Records from a collection

* * * * * * *

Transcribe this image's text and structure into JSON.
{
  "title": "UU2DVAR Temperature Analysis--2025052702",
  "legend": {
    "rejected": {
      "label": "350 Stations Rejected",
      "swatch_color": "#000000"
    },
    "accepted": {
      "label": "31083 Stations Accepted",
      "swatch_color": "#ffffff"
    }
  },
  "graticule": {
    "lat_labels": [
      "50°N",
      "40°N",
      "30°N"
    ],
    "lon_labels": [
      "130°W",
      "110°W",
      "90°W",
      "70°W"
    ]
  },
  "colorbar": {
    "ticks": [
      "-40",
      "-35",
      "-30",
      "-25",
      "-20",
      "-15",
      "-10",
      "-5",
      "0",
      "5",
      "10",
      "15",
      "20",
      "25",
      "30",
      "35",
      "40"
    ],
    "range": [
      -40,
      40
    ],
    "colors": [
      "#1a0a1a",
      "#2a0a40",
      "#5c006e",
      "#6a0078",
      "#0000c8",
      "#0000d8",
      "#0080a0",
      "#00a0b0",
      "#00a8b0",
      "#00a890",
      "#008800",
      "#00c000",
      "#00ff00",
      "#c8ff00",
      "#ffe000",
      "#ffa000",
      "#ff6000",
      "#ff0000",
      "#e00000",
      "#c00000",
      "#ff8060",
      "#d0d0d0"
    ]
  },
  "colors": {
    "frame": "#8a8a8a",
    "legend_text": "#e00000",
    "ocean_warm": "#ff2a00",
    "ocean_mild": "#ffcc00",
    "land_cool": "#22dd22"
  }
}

* * * * * * *

EXERCISE INSTRUCTIONS — The entries above should be repeated exactly, every one of them.

SOLUTION TO THIS TASK —
Transcribe this image's text and structure into JSON.
{
  "title": "UU2DVAR Temperature Analysis--2025052702",
  "legend": {
    "rejected": {
      "label": "350 Stations Rejected",
      "swatch_color": "#000000"
    },
    "accepted": {
      "label": "31083 Stations Accepted",
      "swatch_color": "#ffffff"
    }
  },
  "graticule": {
    "lat_labels": [
      "50°N",
      "40°N",
      "30°N"
    ],
    "lon_labels": [
      "130°W",
      "110°W",
      "90°W",
      "70°W"
    ]
  },
  "colorbar": {
    "ticks": [
      "-40",
      "-35",
      "-30",
      "-25",
      "-20",
      "-15",
      "-10",
      "-5",
      "0",
      "5",
      "10",
      "15",
      "20",
      "25",
      "30",
      "35",
      "40"
    ],
    "range": [
      -40,
      40
    ],
    "colors": [
      "#1a0a1a",
      "#2a0a40",
      "#5c006e",
      "#6a0078",
      "#0000c8",
      "#0000d8",
      "#0080a0",
      "#00a0b0",
      "#00a8b0",
      "#00a890",
      "#008800",
      "#00c000",
      "#00ff00",
      "#c8ff00",
      "#ffe000",
      "#ffa000",
      "#ff6000",
      "#ff0000",
      "#e00000",
      "#c00000",
      "#ff8060",
      "#d0d0d0"
    ]
  },
  "colors": {
    "frame": "#8a8a8a",
    "legend_text": "#e00000",
    "ocean_warm": "#ff2a00",
    "ocean_mild": "#ffcc00",
    "land_cool": "#22dd22"
  }
}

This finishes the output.